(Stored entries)
** Start **
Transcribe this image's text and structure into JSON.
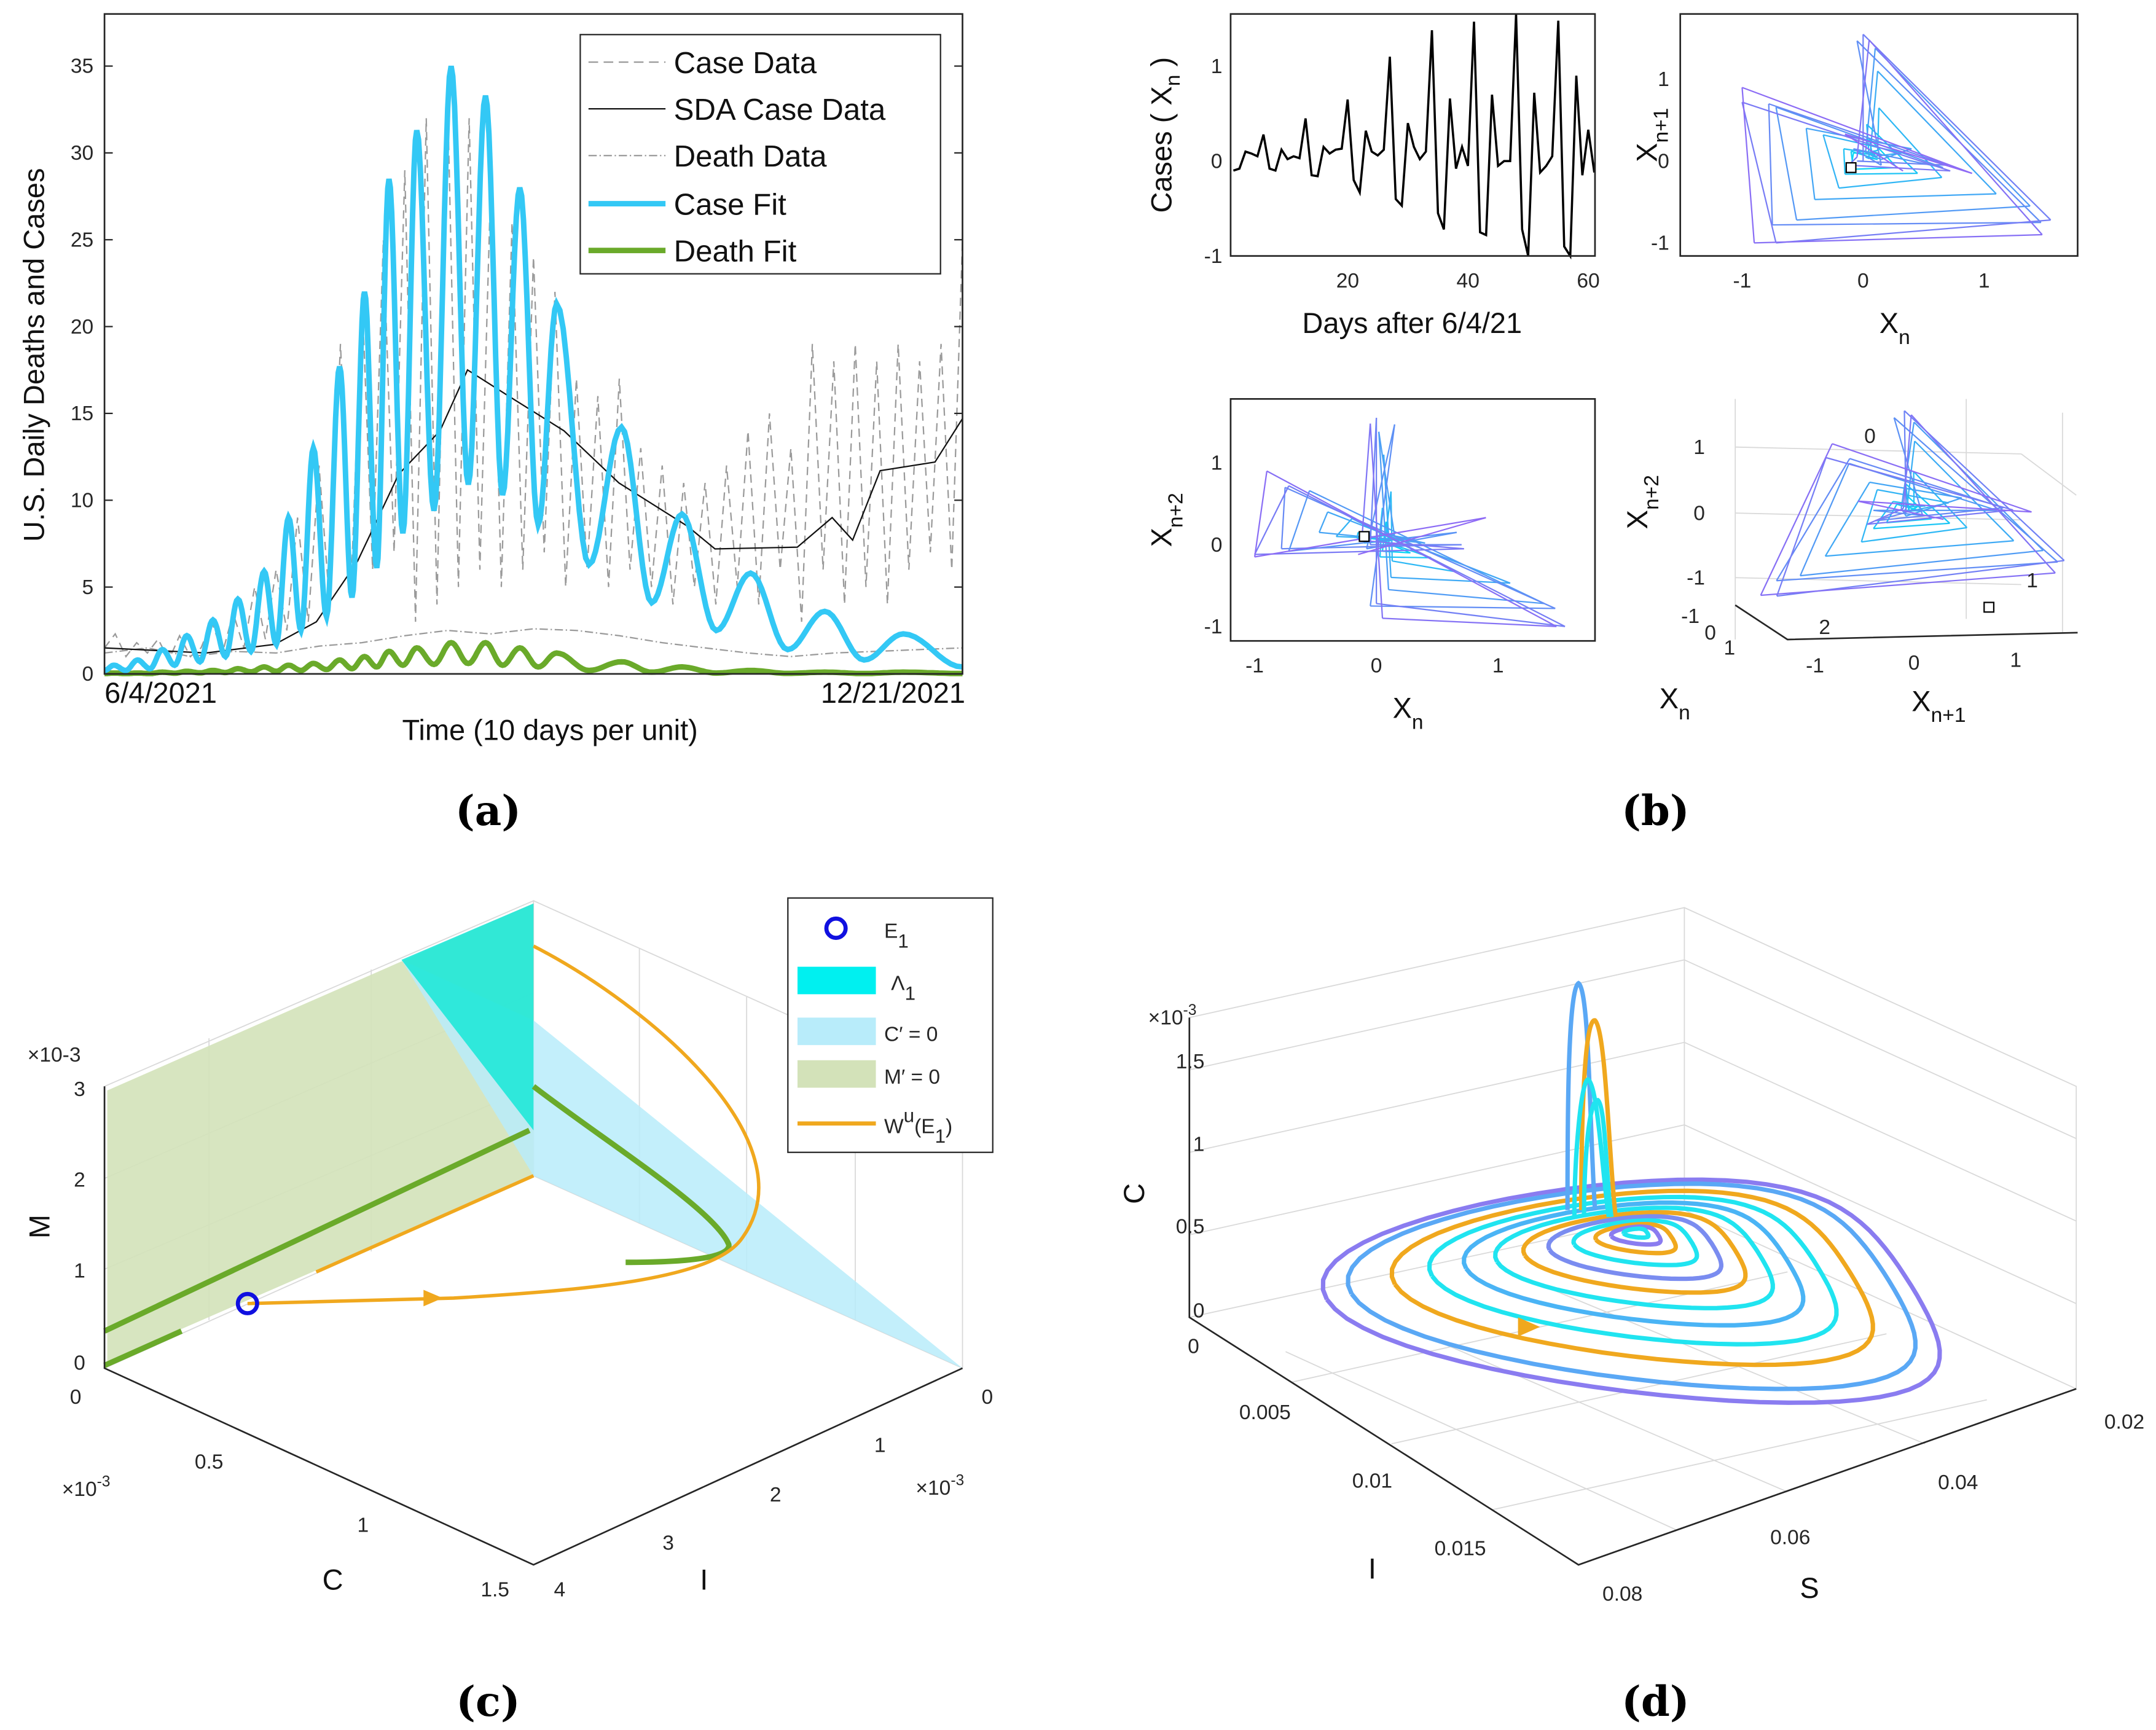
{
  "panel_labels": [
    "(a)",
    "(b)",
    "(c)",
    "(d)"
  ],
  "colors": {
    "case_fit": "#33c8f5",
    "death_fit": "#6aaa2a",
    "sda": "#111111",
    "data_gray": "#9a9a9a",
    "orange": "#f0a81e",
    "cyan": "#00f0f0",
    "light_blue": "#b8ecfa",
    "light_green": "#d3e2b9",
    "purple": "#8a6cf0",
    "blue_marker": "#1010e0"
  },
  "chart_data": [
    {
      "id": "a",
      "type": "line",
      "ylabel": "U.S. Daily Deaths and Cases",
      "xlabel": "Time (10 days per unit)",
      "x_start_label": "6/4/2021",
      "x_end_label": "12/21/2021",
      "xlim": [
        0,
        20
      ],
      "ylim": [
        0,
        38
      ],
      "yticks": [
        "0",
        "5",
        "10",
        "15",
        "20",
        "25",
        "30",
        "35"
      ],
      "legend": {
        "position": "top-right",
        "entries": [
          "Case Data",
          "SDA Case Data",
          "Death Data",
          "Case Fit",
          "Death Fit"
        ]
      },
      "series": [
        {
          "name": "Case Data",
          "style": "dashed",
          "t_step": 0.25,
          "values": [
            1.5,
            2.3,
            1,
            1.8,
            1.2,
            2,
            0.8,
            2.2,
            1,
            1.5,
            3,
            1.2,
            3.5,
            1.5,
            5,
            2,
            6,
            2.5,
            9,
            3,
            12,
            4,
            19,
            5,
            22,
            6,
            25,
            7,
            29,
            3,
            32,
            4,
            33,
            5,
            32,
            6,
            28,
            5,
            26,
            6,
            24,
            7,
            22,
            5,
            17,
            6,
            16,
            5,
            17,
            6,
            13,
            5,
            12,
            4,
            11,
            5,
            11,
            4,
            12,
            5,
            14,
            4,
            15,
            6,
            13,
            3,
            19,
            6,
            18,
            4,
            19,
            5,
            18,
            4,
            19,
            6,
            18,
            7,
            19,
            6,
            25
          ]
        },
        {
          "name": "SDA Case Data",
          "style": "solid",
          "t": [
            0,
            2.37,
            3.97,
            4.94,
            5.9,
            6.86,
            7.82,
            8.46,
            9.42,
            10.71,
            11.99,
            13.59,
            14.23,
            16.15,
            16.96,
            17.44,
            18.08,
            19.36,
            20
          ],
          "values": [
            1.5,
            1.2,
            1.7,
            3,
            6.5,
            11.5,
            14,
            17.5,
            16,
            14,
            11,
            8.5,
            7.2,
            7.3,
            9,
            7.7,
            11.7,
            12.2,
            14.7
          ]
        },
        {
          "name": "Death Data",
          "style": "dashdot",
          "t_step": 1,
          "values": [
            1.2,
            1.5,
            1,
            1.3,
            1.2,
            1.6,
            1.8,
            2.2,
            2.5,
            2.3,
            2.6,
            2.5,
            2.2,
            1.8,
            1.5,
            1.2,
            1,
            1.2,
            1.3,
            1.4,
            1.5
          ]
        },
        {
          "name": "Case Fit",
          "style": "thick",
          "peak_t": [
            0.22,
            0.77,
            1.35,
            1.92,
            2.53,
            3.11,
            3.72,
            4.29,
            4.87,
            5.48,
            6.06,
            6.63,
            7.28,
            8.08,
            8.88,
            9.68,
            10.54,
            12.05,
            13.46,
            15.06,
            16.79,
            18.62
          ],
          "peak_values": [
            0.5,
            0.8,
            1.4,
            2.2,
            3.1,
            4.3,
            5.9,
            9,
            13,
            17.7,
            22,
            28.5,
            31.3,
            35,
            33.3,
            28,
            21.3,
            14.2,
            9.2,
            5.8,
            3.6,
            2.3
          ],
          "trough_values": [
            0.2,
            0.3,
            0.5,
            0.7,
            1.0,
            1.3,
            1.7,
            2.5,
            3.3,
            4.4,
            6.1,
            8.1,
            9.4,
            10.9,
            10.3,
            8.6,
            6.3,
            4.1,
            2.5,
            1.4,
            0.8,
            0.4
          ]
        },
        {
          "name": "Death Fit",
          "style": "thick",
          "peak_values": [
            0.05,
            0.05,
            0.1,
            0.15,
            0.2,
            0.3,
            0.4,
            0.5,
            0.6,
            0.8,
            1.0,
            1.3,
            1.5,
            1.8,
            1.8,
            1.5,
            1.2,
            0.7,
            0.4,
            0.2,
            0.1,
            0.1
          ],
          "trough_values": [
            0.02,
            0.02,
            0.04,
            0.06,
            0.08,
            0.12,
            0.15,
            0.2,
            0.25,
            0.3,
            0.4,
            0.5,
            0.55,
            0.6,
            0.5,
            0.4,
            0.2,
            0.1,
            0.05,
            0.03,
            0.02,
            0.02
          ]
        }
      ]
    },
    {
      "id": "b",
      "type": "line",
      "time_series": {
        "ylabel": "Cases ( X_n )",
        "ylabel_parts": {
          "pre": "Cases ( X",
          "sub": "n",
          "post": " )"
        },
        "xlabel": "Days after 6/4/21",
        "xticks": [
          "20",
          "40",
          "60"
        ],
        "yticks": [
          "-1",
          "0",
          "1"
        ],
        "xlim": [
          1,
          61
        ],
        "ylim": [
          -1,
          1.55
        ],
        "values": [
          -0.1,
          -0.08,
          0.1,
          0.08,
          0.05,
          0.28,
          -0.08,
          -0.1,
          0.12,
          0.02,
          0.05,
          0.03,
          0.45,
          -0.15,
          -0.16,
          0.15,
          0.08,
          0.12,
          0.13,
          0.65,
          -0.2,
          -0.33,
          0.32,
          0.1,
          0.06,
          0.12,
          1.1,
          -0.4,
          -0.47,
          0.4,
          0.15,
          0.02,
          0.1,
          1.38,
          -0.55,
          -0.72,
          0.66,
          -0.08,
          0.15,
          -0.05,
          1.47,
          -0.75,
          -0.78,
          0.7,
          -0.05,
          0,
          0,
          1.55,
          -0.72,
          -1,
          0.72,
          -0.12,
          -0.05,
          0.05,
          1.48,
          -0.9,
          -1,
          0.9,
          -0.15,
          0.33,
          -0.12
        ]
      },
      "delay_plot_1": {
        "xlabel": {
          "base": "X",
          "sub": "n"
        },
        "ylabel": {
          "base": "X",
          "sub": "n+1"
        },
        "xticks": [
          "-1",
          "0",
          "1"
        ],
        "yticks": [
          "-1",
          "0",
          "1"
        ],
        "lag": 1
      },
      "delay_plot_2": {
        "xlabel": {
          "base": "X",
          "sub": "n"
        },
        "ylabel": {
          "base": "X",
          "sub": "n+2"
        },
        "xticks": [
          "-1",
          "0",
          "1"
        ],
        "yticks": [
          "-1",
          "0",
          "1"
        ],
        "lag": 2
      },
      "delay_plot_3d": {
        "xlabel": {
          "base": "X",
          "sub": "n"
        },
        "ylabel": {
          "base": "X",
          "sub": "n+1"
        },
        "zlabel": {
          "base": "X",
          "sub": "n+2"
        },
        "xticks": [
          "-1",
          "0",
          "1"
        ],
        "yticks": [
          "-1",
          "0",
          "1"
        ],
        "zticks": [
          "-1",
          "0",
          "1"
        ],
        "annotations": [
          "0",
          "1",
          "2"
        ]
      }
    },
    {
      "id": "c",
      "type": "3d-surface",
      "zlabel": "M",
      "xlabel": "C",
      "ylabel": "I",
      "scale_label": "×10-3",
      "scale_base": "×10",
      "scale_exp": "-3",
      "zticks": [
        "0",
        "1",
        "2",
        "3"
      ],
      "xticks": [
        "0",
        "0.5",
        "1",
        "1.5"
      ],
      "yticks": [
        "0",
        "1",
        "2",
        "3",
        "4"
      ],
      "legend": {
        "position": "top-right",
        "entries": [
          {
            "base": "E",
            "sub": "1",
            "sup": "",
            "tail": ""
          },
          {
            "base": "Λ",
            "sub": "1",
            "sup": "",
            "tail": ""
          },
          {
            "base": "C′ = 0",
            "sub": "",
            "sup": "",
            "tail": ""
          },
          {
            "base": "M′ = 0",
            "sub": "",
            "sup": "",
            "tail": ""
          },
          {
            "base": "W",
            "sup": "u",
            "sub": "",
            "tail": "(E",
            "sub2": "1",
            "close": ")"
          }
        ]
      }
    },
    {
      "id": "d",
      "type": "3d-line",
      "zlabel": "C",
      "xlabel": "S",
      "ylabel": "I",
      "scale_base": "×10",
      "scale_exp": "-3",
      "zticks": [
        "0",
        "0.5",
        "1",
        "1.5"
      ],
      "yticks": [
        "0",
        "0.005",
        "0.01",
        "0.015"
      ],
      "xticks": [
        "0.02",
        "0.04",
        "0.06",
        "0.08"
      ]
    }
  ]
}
** End **
**DESCRIPTION OF THE TASK:**
Each line above that includes "xlabel" counts once; state the total and nothing more.

**REPLY:**
7